> [Objective]: Please give the listing again, word for word, with nothing left out.

> [Input records]:

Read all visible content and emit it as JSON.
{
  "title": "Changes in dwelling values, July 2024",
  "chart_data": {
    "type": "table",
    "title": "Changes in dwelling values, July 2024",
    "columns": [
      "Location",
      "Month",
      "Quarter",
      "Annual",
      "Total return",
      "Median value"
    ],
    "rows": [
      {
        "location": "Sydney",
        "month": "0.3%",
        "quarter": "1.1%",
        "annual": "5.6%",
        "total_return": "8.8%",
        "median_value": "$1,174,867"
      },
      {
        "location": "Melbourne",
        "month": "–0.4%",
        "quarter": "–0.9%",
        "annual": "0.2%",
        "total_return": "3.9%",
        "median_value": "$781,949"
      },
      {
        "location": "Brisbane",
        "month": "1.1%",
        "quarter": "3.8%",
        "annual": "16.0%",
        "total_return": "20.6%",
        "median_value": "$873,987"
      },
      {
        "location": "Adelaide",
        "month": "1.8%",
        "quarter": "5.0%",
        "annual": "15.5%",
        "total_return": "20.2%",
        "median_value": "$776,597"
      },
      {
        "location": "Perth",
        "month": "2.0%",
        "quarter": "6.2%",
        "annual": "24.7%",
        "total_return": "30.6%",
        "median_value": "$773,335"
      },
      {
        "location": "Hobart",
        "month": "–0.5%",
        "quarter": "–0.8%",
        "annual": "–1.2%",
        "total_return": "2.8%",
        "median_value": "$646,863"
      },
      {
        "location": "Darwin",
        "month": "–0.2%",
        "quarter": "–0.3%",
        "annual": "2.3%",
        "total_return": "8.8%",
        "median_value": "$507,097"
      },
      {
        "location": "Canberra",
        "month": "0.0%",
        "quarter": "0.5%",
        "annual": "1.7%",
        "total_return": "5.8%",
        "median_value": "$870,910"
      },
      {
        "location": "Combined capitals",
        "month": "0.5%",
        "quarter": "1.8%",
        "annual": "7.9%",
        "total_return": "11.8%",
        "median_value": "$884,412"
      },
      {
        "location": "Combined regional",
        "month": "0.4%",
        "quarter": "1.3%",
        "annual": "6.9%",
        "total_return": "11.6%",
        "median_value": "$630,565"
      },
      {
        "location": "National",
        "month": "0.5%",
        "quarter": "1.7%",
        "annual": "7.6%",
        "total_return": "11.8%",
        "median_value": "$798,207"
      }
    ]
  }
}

> [Solution to the problem]:
Read all visible content and emit it as JSON.
{
  "title": "Changes in dwelling values, July 2024",
  "chart_data": {
    "type": "table",
    "title": "Changes in dwelling values, July 2024",
    "columns": [
      "Location",
      "Month",
      "Quarter",
      "Annual",
      "Total return",
      "Median value"
    ],
    "rows": [
      {
        "location": "Sydney",
        "month": "0.3%",
        "quarter": "1.1%",
        "annual": "5.6%",
        "total_return": "8.8%",
        "median_value": "$1,174,867"
      },
      {
        "location": "Melbourne",
        "month": "–0.4%",
        "quarter": "–0.9%",
        "annual": "0.2%",
        "total_return": "3.9%",
        "median_value": "$781,949"
      },
      {
        "location": "Brisbane",
        "month": "1.1%",
        "quarter": "3.8%",
        "annual": "16.0%",
        "total_return": "20.6%",
        "median_value": "$873,987"
      },
      {
        "location": "Adelaide",
        "month": "1.8%",
        "quarter": "5.0%",
        "annual": "15.5%",
        "total_return": "20.2%",
        "median_value": "$776,597"
      },
      {
        "location": "Perth",
        "month": "2.0%",
        "quarter": "6.2%",
        "annual": "24.7%",
        "total_return": "30.6%",
        "median_value": "$773,335"
      },
      {
        "location": "Hobart",
        "month": "–0.5%",
        "quarter": "–0.8%",
        "annual": "–1.2%",
        "total_return": "2.8%",
        "median_value": "$646,863"
      },
      {
        "location": "Darwin",
        "month": "–0.2%",
        "quarter": "–0.3%",
        "annual": "2.3%",
        "total_return": "8.8%",
        "median_value": "$507,097"
      },
      {
        "location": "Canberra",
        "month": "0.0%",
        "quarter": "0.5%",
        "annual": "1.7%",
        "total_return": "5.8%",
        "median_value": "$870,910"
      },
      {
        "location": "Combined capitals",
        "month": "0.5%",
        "quarter": "1.8%",
        "annual": "7.9%",
        "total_return": "11.8%",
        "median_value": "$884,412"
      },
      {
        "location": "Combined regional",
        "month": "0.4%",
        "quarter": "1.3%",
        "annual": "6.9%",
        "total_return": "11.6%",
        "median_value": "$630,565"
      },
      {
        "location": "National",
        "month": "0.5%",
        "quarter": "1.7%",
        "annual": "7.6%",
        "total_return": "11.8%",
        "median_value": "$798,207"
      }
    ]
  }
}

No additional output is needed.